EXERCISE DIRECTIONS:
Retype the records that come next, word for word.

(Dataset records)
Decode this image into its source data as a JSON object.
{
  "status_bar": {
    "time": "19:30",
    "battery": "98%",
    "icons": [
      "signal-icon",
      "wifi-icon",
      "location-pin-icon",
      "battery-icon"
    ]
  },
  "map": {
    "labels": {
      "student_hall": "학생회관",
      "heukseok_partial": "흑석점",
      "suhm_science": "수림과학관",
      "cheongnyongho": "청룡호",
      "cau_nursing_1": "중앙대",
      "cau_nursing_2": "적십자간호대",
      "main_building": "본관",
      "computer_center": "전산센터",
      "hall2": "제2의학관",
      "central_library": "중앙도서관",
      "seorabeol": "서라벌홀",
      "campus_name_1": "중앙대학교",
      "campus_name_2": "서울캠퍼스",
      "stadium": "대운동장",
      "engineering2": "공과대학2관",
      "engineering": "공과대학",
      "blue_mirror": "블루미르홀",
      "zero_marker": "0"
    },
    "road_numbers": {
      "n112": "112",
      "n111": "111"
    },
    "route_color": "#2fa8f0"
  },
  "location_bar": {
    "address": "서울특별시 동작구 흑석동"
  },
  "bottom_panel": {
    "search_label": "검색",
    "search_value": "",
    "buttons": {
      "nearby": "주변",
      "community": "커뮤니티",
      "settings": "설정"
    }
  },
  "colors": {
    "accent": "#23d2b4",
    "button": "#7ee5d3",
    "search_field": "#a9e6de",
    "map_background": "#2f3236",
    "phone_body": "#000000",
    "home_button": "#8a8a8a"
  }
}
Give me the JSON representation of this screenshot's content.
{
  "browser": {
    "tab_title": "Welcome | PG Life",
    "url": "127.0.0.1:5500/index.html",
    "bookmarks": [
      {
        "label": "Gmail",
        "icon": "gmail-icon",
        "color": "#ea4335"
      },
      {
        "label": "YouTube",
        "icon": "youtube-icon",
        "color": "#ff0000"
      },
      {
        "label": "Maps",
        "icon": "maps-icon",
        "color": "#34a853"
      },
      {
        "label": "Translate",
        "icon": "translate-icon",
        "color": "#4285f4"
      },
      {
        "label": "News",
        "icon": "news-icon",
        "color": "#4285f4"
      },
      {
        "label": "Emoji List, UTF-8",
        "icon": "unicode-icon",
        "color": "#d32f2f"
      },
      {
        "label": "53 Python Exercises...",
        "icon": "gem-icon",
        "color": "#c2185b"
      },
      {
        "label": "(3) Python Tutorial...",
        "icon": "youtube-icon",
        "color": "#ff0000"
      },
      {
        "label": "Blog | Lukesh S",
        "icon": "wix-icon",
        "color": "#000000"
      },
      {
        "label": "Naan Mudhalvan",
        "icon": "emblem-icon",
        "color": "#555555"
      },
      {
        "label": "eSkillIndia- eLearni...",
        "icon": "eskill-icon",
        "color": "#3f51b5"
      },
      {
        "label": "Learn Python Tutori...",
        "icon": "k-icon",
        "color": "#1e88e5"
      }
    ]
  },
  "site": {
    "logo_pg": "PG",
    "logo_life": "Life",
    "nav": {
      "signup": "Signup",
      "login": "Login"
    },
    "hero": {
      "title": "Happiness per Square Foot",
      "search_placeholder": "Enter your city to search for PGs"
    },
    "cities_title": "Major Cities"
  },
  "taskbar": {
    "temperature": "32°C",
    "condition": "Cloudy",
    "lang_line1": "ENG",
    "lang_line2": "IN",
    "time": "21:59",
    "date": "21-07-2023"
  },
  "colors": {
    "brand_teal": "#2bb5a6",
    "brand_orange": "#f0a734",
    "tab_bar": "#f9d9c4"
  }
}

PROBLEM SOLUTION:
Decode this image into its source data as a JSON object.
{
  "status_bar": {
    "time": "19:30",
    "battery": "98%",
    "icons": [
      "signal-icon",
      "wifi-icon",
      "location-pin-icon",
      "battery-icon"
    ]
  },
  "map": {
    "labels": {
      "student_hall": "학생회관",
      "heukseok_partial": "흑석점",
      "suhm_science": "수림과학관",
      "cheongnyongho": "청룡호",
      "cau_nursing_1": "중앙대",
      "cau_nursing_2": "적십자간호대",
      "main_building": "본관",
      "computer_center": "전산센터",
      "hall2": "제2의학관",
      "central_library": "중앙도서관",
      "seorabeol": "서라벌홀",
      "campus_name_1": "중앙대학교",
      "campus_name_2": "서울캠퍼스",
      "stadium": "대운동장",
      "engineering2": "공과대학2관",
      "engineering": "공과대학",
      "blue_mirror": "블루미르홀",
      "zero_marker": "0"
    },
    "road_numbers": {
      "n112": "112",
      "n111": "111"
    },
    "route_color": "#2fa8f0"
  },
  "location_bar": {
    "address": "서울특별시 동작구 흑석동"
  },
  "bottom_panel": {
    "search_label": "검색",
    "search_value": "",
    "buttons": {
      "nearby": "주변",
      "community": "커뮤니티",
      "settings": "설정"
    }
  },
  "colors": {
    "accent": "#23d2b4",
    "button": "#7ee5d3",
    "search_field": "#a9e6de",
    "map_background": "#2f3236",
    "phone_body": "#000000",
    "home_button": "#8a8a8a"
  }
}
Give me the JSON representation of this screenshot's content.
{
  "browser": {
    "tab_title": "Welcome | PG Life",
    "url": "127.0.0.1:5500/index.html",
    "bookmarks": [
      {
        "label": "Gmail",
        "icon": "gmail-icon",
        "color": "#ea4335"
      },
      {
        "label": "YouTube",
        "icon": "youtube-icon",
        "color": "#ff0000"
      },
      {
        "label": "Maps",
        "icon": "maps-icon",
        "color": "#34a853"
      },
      {
        "label": "Translate",
        "icon": "translate-icon",
        "color": "#4285f4"
      },
      {
        "label": "News",
        "icon": "news-icon",
        "color": "#4285f4"
      },
      {
        "label": "Emoji List, UTF-8",
        "icon": "unicode-icon",
        "color": "#d32f2f"
      },
      {
        "label": "53 Python Exercises...",
        "icon": "gem-icon",
        "color": "#c2185b"
      },
      {
        "label": "(3) Python Tutorial...",
        "icon": "youtube-icon",
        "color": "#ff0000"
      },
      {
        "label": "Blog | Lukesh S",
        "icon": "wix-icon",
        "color": "#000000"
      },
      {
        "label": "Naan Mudhalvan",
        "icon": "emblem-icon",
        "color": "#555555"
      },
      {
        "label": "eSkillIndia- eLearni...",
        "icon": "eskill-icon",
        "color": "#3f51b5"
      },
      {
        "label": "Learn Python Tutori...",
        "icon": "k-icon",
        "color": "#1e88e5"
      }
    ]
  },
  "site": {
    "logo_pg": "PG",
    "logo_life": "Life",
    "nav": {
      "signup": "Signup",
      "login": "Login"
    },
    "hero": {
      "title": "Happiness per Square Foot",
      "search_placeholder": "Enter your city to search for PGs"
    },
    "cities_title": "Major Cities"
  },
  "taskbar": {
    "temperature": "32°C",
    "condition": "Cloudy",
    "lang_line1": "ENG",
    "lang_line2": "IN",
    "time": "21:59",
    "date": "21-07-2023"
  },
  "colors": {
    "brand_teal": "#2bb5a6",
    "brand_orange": "#f0a734",
    "tab_bar": "#f9d9c4"
  }
}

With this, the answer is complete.